TASK GOAL: Give back the entire listing verbatim.

>>>

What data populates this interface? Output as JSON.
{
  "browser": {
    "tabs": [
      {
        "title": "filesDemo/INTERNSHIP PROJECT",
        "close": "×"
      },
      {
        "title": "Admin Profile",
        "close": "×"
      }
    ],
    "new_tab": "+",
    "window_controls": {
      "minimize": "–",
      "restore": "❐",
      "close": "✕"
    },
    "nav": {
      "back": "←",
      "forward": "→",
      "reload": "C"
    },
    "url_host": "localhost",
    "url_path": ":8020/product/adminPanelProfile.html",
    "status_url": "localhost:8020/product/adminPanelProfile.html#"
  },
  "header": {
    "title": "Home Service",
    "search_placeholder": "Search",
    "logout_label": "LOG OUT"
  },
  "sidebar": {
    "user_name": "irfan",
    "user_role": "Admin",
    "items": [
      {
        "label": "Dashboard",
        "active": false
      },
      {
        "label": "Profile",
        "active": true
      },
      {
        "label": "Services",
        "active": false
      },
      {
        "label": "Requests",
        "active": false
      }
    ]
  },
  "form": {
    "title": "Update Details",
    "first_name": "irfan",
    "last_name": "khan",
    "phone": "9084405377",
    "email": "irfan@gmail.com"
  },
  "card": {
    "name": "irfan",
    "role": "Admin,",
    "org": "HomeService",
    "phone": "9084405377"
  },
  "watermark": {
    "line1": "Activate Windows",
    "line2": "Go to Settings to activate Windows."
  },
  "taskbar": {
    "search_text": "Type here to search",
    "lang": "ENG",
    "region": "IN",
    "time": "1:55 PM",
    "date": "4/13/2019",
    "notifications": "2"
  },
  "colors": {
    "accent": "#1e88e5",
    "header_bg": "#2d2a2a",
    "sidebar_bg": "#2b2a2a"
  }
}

<<<

OUTPUT FOR THIS EXERCISE:
What data populates this interface? Output as JSON.
{
  "browser": {
    "tabs": [
      {
        "title": "filesDemo/INTERNSHIP PROJECT",
        "close": "×"
      },
      {
        "title": "Admin Profile",
        "close": "×"
      }
    ],
    "new_tab": "+",
    "window_controls": {
      "minimize": "–",
      "restore": "❐",
      "close": "✕"
    },
    "nav": {
      "back": "←",
      "forward": "→",
      "reload": "C"
    },
    "url_host": "localhost",
    "url_path": ":8020/product/adminPanelProfile.html",
    "status_url": "localhost:8020/product/adminPanelProfile.html#"
  },
  "header": {
    "title": "Home Service",
    "search_placeholder": "Search",
    "logout_label": "LOG OUT"
  },
  "sidebar": {
    "user_name": "irfan",
    "user_role": "Admin",
    "items": [
      {
        "label": "Dashboard",
        "active": false
      },
      {
        "label": "Profile",
        "active": true
      },
      {
        "label": "Services",
        "active": false
      },
      {
        "label": "Requests",
        "active": false
      }
    ]
  },
  "form": {
    "title": "Update Details",
    "first_name": "irfan",
    "last_name": "khan",
    "phone": "9084405377",
    "email": "irfan@gmail.com"
  },
  "card": {
    "name": "irfan",
    "role": "Admin,",
    "org": "HomeService",
    "phone": "9084405377"
  },
  "watermark": {
    "line1": "Activate Windows",
    "line2": "Go to Settings to activate Windows."
  },
  "taskbar": {
    "search_text": "Type here to search",
    "lang": "ENG",
    "region": "IN",
    "time": "1:55 PM",
    "date": "4/13/2019",
    "notifications": "2"
  },
  "colors": {
    "accent": "#1e88e5",
    "header_bg": "#2d2a2a",
    "sidebar_bg": "#2b2a2a"
  }
}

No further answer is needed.